• _Records shown_:
-=-=-=-=-

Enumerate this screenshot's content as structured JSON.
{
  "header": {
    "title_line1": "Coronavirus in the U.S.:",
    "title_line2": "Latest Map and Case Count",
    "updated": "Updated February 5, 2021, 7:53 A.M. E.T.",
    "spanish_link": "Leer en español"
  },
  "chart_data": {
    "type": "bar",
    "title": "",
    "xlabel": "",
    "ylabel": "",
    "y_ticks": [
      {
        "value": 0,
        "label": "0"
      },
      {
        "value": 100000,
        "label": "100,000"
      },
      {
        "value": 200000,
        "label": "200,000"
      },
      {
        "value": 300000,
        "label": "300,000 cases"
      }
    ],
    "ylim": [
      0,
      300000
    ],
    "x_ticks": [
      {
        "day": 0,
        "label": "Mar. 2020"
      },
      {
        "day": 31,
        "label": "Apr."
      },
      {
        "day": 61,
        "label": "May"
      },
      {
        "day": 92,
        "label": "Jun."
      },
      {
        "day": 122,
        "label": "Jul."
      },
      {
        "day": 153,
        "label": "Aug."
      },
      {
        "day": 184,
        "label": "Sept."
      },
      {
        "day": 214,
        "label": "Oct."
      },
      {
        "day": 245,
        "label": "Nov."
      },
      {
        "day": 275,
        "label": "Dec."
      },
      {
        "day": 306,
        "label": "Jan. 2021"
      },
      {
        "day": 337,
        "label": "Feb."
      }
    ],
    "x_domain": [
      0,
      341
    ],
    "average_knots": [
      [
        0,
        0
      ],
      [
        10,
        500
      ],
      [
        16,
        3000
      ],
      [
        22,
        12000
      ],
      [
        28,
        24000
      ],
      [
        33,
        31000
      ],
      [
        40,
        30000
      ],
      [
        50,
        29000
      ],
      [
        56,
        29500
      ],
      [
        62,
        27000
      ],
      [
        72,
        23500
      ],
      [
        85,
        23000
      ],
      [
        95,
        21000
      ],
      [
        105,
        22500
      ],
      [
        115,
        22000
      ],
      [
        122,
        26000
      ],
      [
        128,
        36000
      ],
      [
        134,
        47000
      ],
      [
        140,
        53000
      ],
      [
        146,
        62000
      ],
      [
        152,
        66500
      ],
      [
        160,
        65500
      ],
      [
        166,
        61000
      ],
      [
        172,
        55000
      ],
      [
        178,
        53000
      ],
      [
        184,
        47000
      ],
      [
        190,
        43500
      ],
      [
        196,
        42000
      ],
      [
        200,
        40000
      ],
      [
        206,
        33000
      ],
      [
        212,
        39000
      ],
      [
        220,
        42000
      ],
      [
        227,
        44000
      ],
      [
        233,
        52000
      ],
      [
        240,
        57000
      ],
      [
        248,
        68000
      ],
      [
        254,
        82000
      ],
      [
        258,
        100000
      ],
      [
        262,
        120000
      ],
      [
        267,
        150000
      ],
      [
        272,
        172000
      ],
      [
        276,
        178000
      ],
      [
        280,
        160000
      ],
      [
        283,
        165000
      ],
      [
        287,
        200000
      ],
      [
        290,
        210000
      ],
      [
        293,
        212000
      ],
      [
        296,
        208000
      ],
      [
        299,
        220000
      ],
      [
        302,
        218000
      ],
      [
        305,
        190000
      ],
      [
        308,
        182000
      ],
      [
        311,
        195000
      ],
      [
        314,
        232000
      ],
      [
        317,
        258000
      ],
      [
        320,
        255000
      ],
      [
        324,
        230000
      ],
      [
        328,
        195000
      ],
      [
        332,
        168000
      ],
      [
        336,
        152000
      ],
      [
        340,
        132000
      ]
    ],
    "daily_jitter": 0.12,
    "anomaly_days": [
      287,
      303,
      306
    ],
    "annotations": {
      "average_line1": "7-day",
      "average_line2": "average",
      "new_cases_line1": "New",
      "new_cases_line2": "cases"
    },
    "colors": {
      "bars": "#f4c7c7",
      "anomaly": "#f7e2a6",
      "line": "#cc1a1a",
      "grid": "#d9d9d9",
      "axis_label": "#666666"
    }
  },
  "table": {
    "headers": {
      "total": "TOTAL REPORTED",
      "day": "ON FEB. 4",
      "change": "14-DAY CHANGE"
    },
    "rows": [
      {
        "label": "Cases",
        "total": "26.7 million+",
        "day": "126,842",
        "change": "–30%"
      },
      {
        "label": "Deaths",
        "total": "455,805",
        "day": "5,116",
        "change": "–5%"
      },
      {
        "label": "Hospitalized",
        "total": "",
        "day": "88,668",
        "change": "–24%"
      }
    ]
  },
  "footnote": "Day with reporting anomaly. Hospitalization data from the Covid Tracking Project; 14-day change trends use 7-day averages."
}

-=-=-=-=-

• _Prompt_:
Print the records above in full, exactly.

• _Answer area_:
Enumerate this screenshot's content as structured JSON.
{
  "header": {
    "title_line1": "Coronavirus in the U.S.:",
    "title_line2": "Latest Map and Case Count",
    "updated": "Updated February 5, 2021, 7:53 A.M. E.T.",
    "spanish_link": "Leer en español"
  },
  "chart_data": {
    "type": "bar",
    "title": "",
    "xlabel": "",
    "ylabel": "",
    "y_ticks": [
      {
        "value": 0,
        "label": "0"
      },
      {
        "value": 100000,
        "label": "100,000"
      },
      {
        "value": 200000,
        "label": "200,000"
      },
      {
        "value": 300000,
        "label": "300,000 cases"
      }
    ],
    "ylim": [
      0,
      300000
    ],
    "x_ticks": [
      {
        "day": 0,
        "label": "Mar. 2020"
      },
      {
        "day": 31,
        "label": "Apr."
      },
      {
        "day": 61,
        "label": "May"
      },
      {
        "day": 92,
        "label": "Jun."
      },
      {
        "day": 122,
        "label": "Jul."
      },
      {
        "day": 153,
        "label": "Aug."
      },
      {
        "day": 184,
        "label": "Sept."
      },
      {
        "day": 214,
        "label": "Oct."
      },
      {
        "day": 245,
        "label": "Nov."
      },
      {
        "day": 275,
        "label": "Dec."
      },
      {
        "day": 306,
        "label": "Jan. 2021"
      },
      {
        "day": 337,
        "label": "Feb."
      }
    ],
    "x_domain": [
      0,
      341
    ],
    "average_knots": [
      [
        0,
        0
      ],
      [
        10,
        500
      ],
      [
        16,
        3000
      ],
      [
        22,
        12000
      ],
      [
        28,
        24000
      ],
      [
        33,
        31000
      ],
      [
        40,
        30000
      ],
      [
        50,
        29000
      ],
      [
        56,
        29500
      ],
      [
        62,
        27000
      ],
      [
        72,
        23500
      ],
      [
        85,
        23000
      ],
      [
        95,
        21000
      ],
      [
        105,
        22500
      ],
      [
        115,
        22000
      ],
      [
        122,
        26000
      ],
      [
        128,
        36000
      ],
      [
        134,
        47000
      ],
      [
        140,
        53000
      ],
      [
        146,
        62000
      ],
      [
        152,
        66500
      ],
      [
        160,
        65500
      ],
      [
        166,
        61000
      ],
      [
        172,
        55000
      ],
      [
        178,
        53000
      ],
      [
        184,
        47000
      ],
      [
        190,
        43500
      ],
      [
        196,
        42000
      ],
      [
        200,
        40000
      ],
      [
        206,
        33000
      ],
      [
        212,
        39000
      ],
      [
        220,
        42000
      ],
      [
        227,
        44000
      ],
      [
        233,
        52000
      ],
      [
        240,
        57000
      ],
      [
        248,
        68000
      ],
      [
        254,
        82000
      ],
      [
        258,
        100000
      ],
      [
        262,
        120000
      ],
      [
        267,
        150000
      ],
      [
        272,
        172000
      ],
      [
        276,
        178000
      ],
      [
        280,
        160000
      ],
      [
        283,
        165000
      ],
      [
        287,
        200000
      ],
      [
        290,
        210000
      ],
      [
        293,
        212000
      ],
      [
        296,
        208000
      ],
      [
        299,
        220000
      ],
      [
        302,
        218000
      ],
      [
        305,
        190000
      ],
      [
        308,
        182000
      ],
      [
        311,
        195000
      ],
      [
        314,
        232000
      ],
      [
        317,
        258000
      ],
      [
        320,
        255000
      ],
      [
        324,
        230000
      ],
      [
        328,
        195000
      ],
      [
        332,
        168000
      ],
      [
        336,
        152000
      ],
      [
        340,
        132000
      ]
    ],
    "daily_jitter": 0.12,
    "anomaly_days": [
      287,
      303,
      306
    ],
    "annotations": {
      "average_line1": "7-day",
      "average_line2": "average",
      "new_cases_line1": "New",
      "new_cases_line2": "cases"
    },
    "colors": {
      "bars": "#f4c7c7",
      "anomaly": "#f7e2a6",
      "line": "#cc1a1a",
      "grid": "#d9d9d9",
      "axis_label": "#666666"
    }
  },
  "table": {
    "headers": {
      "total": "TOTAL REPORTED",
      "day": "ON FEB. 4",
      "change": "14-DAY CHANGE"
    },
    "rows": [
      {
        "label": "Cases",
        "total": "26.7 million+",
        "day": "126,842",
        "change": "–30%"
      },
      {
        "label": "Deaths",
        "total": "455,805",
        "day": "5,116",
        "change": "–5%"
      },
      {
        "label": "Hospitalized",
        "total": "",
        "day": "88,668",
        "change": "–24%"
      }
    ]
  },
  "footnote": "Day with reporting anomaly. Hospitalization data from the Covid Tracking Project; 14-day change trends use 7-day averages."
}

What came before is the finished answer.